— BEGIN Dataset rows —

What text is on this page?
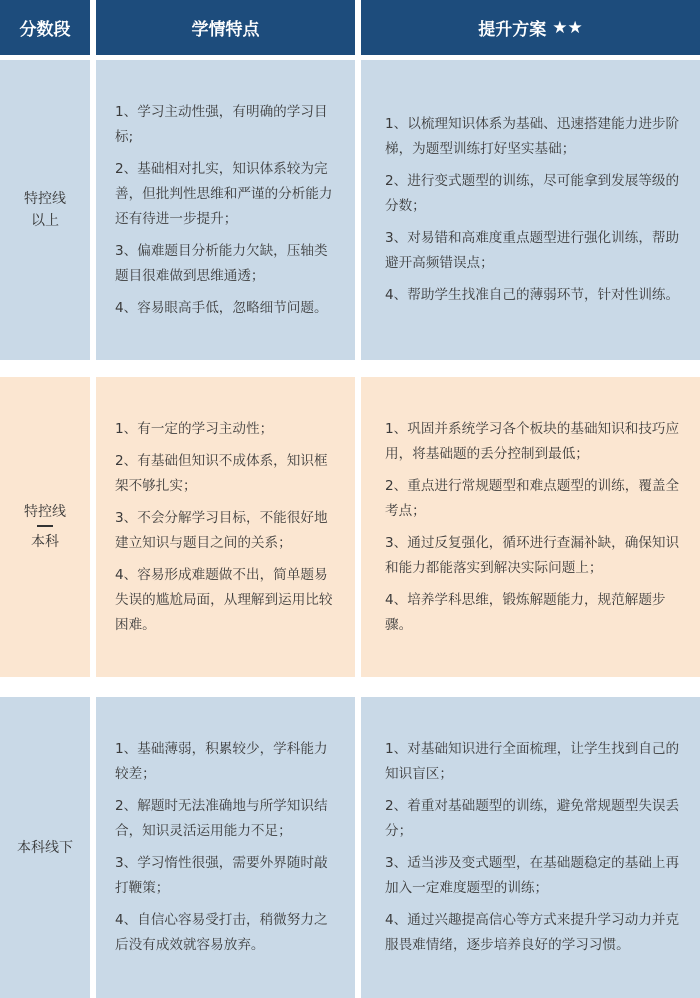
分数段	学情特点	提升方案
★★
特控线
以上
1、学习主动性强，有明确的学习目标;
2、基础相对扎实，知识体系较为完善，但批判性思维和严谨的分析能力还有待进一步提升；
3、偏难题目分析能力欠缺，压轴类题目很难做到思维通透；
4、容易眼高手低，忽略细节问题。
1、以梳理知识体系为基础、迅速搭建能力进步阶梯，为题型训练打好坚实基础；
2、进行变式题型的训练，尽可能拿到发展等级的分数；
3、对易错和高难度重点题型进行强化训练，帮助避开高频错误点；
4、帮助学生找准自己的薄弱环节，针对性训练。
特控线
本科
1、有一定的学习主动性；
2、有基础但知识不成体系，知识框架不够扎实；
3、不会分解学习目标，不能很好地建立知识与题目之间的关系；
4、容易形成难题做不出，简单题易失误的尴尬局面，从理解到运用比较困难。
1、巩固并系统学习各个板块的基础知识和技巧应用，将基础题的丢分控制到最低；
2、重点进行常规题型和难点题型的训练，覆盖全考点；
3、通过反复强化，循环进行查漏补缺，确保知识和能力都能落实到解决实际问题上；
4、培养学科思维，锻炼解题能力，规范解题步骤。
本科线下
1、基础薄弱，积累较少，学科能力较差；
2、解题时无法准确地与所学知识结合，知识灵活运用能力不足；
3、学习惰性很强，需要外界随时敲打鞭策；
4、自信心容易受打击，稍微努力之后没有成效就容易放弃。
1、对基础知识进行全面梳理，让学生找到自己的知识盲区；
2、着重对基础题型的训练，避免常规题型失误丢分；
3、适当涉及变式题型，在基础题稳定的基础上再加入一定难度题型的训练；
4、通过兴趣提高信心等方式来提升学习动力并克服畏难情绪，逐步培养良好的学习习惯。
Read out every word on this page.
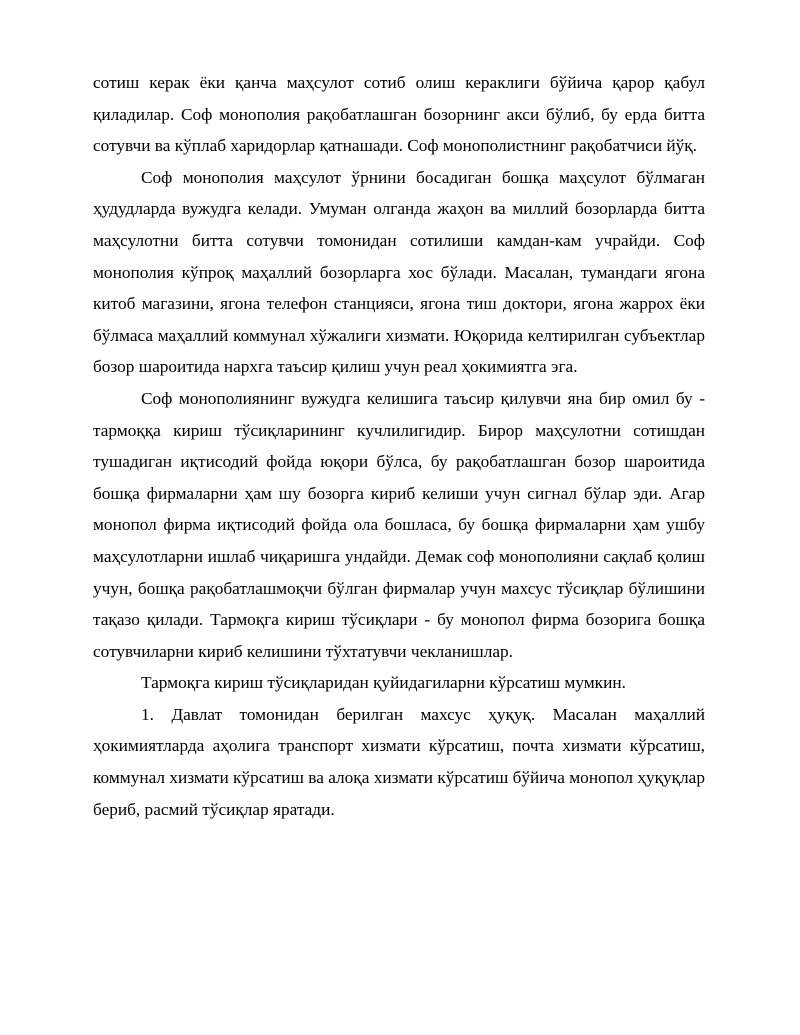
сотиш керак ёки қанча маҳсулот сотиб олиш кераклиги бўйича қарор қабул қиладилар. Соф монополия рақобатлашган бозорнинг акси бўлиб, бу ерда битта сотувчи ва кўплаб харидорлар қатнашади. Соф монополистнинг рақобатчиси йўқ.

Соф монополия маҳсулот ўрнини босадиган бошқа маҳсулот бўлмаган ҳудудларда вужудга келади. Умуман олганда жаҳон ва миллий бозорларда битта маҳсулотни битта сотувчи томонидан сотилиши камдан-кам учрайди. Соф монополия кўпроқ маҳаллий бозорларга хос бўлади. Масалан, тумандаги ягона китоб магазини, ягона телефон станцияси, ягона тиш доктори, ягона жаррох ёки бўлмаса маҳаллий коммунал хўжалиги хизмати. Юқорида келтирилган субъектлар бозор шароитида нархга таъсир қилиш учун реал ҳокимиятга эга.

Соф монополиянинг вужудга келишига таъсир қилувчи яна бир омил бу - тармоққа кириш тўсиқларининг кучлилигидир. Бирор маҳсулотни сотишдан тушадиган иқтисодий фойда юқори бўлса, бу рақобатлашган бозор шароитида бошқа фирмаларни ҳам шу бозорга кириб келиши учун сигнал бўлар эди. Агар монопол фирма иқтисодий фойда ола бошласа, бу бошқа фирмаларни ҳам ушбу маҳсулотларни ишлаб чиқаришга ундайди. Демак соф монополияни сақлаб қолиш учун, бошқа рақобатлашмоқчи бўлган фирмалар учун махсус тўсиқлар бўлишини тақазо қилади. Тармоқга кириш тўсиқлари - бу монопол фирма бозорига бошқа сотувчиларни кириб келишини тўхтатувчи чекланишлар.

Тармоқга кириш тўсиқларидан қуйидагиларни кўрсатиш мумкин.

1. Давлат томонидан берилган махсус ҳуқуқ. Масалан маҳаллий ҳокимиятларда аҳолига транспорт хизмати кўрсатиш, почта хизмати кўрсатиш, коммунал хизмати кўрсатиш ва алоқа хизмати кўрсатиш бўйича монопол ҳуқуқлар бериб, расмий тўсиқлар яратади.
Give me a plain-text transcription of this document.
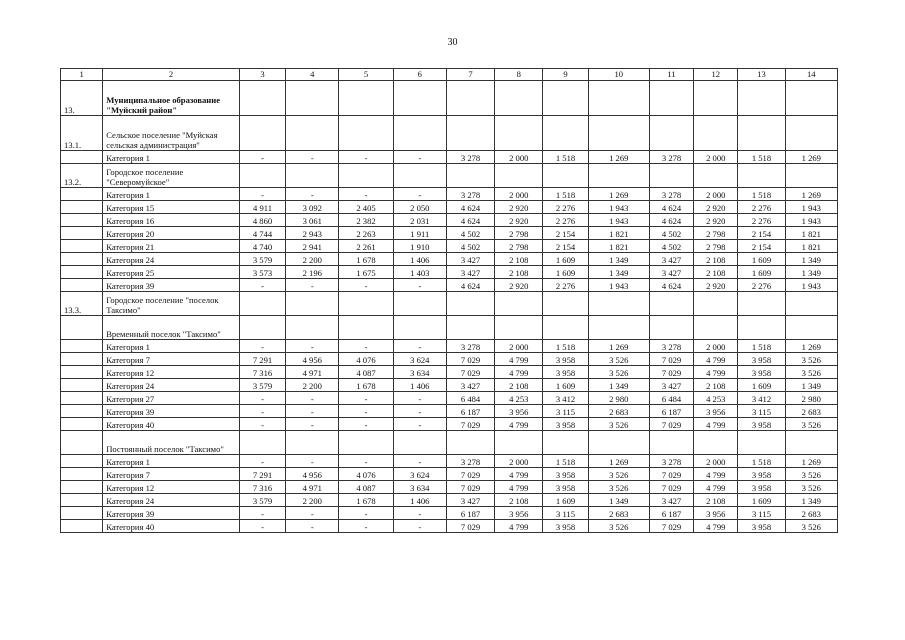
30
1	2	3	4	5	6	7	8	9	10	11	12	13	14
13.	Муниципальное образование "Муйский район"												
13.1.	Сельское поселение "Муйская сельская администрация"												
	Категория 1	-	-	-	-	3 278	2 000	1 518	1 269	3 278	2 000	1 518	1 269
13.2.	Городское поселение "Северомуйское"												
	Категория 1	-	-	-	-	3 278	2 000	1 518	1 269	3 278	2 000	1 518	1 269
	Категория 15	4 911	3 092	2 405	2 050	4 624	2 920	2 276	1 943	4 624	2 920	2 276	1 943
	Категория 16	4 860	3 061	2 382	2 031	4 624	2 920	2 276	1 943	4 624	2 920	2 276	1 943
	Категория 20	4 744	2 943	2 263	1 911	4 502	2 798	2 154	1 821	4 502	2 798	2 154	1 821
	Категория 21	4 740	2 941	2 261	1 910	4 502	2 798	2 154	1 821	4 502	2 798	2 154	1 821
	Категория 24	3 579	2 200	1 678	1 406	3 427	2 108	1 609	1 349	3 427	2 108	1 609	1 349
	Категория 25	3 573	2 196	1 675	1 403	3 427	2 108	1 609	1 349	3 427	2 108	1 609	1 349
	Категория 39	-	-	-	-	4 624	2 920	2 276	1 943	4 624	2 920	2 276	1 943
13.3.	Городское поселение "поселок Таксимо"												
	Временный поселок "Таксимо"												
	Категория 1	-	-	-	-	3 278	2 000	1 518	1 269	3 278	2 000	1 518	1 269
	Категория 7	7 291	4 956	4 076	3 624	7 029	4 799	3 958	3 526	7 029	4 799	3 958	3 526
	Категория 12	7 316	4 971	4 087	3 634	7 029	4 799	3 958	3 526	7 029	4 799	3 958	3 526
	Категория 24	3 579	2 200	1 678	1 406	3 427	2 108	1 609	1 349	3 427	2 108	1 609	1 349
	Категория 27	-	-	-	-	6 484	4 253	3 412	2 980	6 484	4 253	3 412	2 980
	Категория 39	-	-	-	-	6 187	3 956	3 115	2 683	6 187	3 956	3 115	2 683
	Категория 40	-	-	-	-	7 029	4 799	3 958	3 526	7 029	4 799	3 958	3 526
	Постоянный поселок "Таксимо"												
	Категория 1	-	-	-	-	3 278	2 000	1 518	1 269	3 278	2 000	1 518	1 269
	Категория 7	7 291	4 956	4 076	3 624	7 029	4 799	3 958	3 526	7 029	4 799	3 958	3 526
	Категория 12	7 316	4 971	4 087	3 634	7 029	4 799	3 958	3 526	7 029	4 799	3 958	3 526
	Категория 24	3 579	2 200	1 678	1 406	3 427	2 108	1 609	1 349	3 427	2 108	1 609	1 349
	Категория 39	-	-	-	-	6 187	3 956	3 115	2 683	6 187	3 956	3 115	2 683
	Категория 40	-	-	-	-	7 029	4 799	3 958	3 526	7 029	4 799	3 958	3 526
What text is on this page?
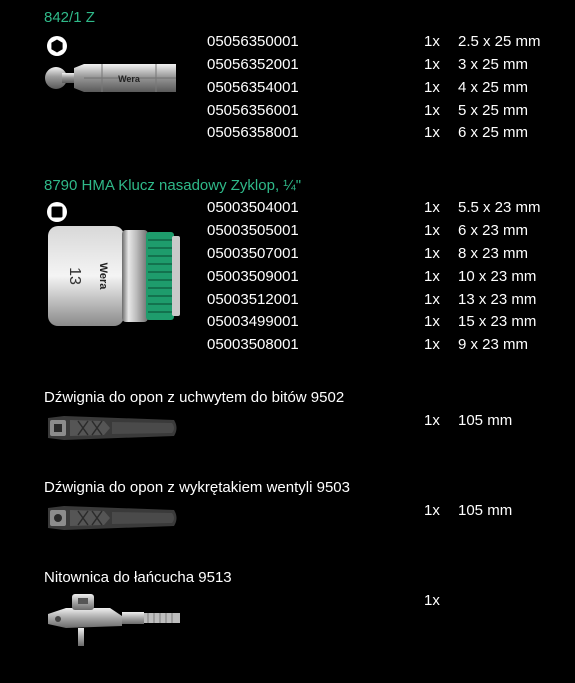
842/1 Z
Wera
05056350001	1x 2.5 x 25 mm
05056352001	1x 3 x 25 mm
05056354001	1x 4 x 25 mm
05056356001	1x 5 x 25 mm
05056358001	1x 6 x 25 mm
8790 HMA Klucz nasadowy Zyklop, ¼"
13 Wera
05003504001	1x 5.5 x 23 mm
05003505001	1x 6 x 23 mm
05003507001	1x 8 x 23 mm
05003509001	1x 10 x 23 mm
05003512001	1x 13 x 23 mm
05003499001	1x 15 x 23 mm
05003508001	1x 9 x 23 mm
Dźwignia do opon z uchwytem do bitów 9502
1x 105 mm
Dźwignia do opon z wykrętakiem wentyli 9503
1x 105 mm
Nitownica do łańcucha 9513
1x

— END Dataset rows —

## Given task
Copy out every line where the word "поселок" occurs.

## Solution to the exercise
13.3.	Городское поселение "поселок Таксимо"												
	Временный поселок "Таксимо"												
	Постоянный поселок "Таксимо"												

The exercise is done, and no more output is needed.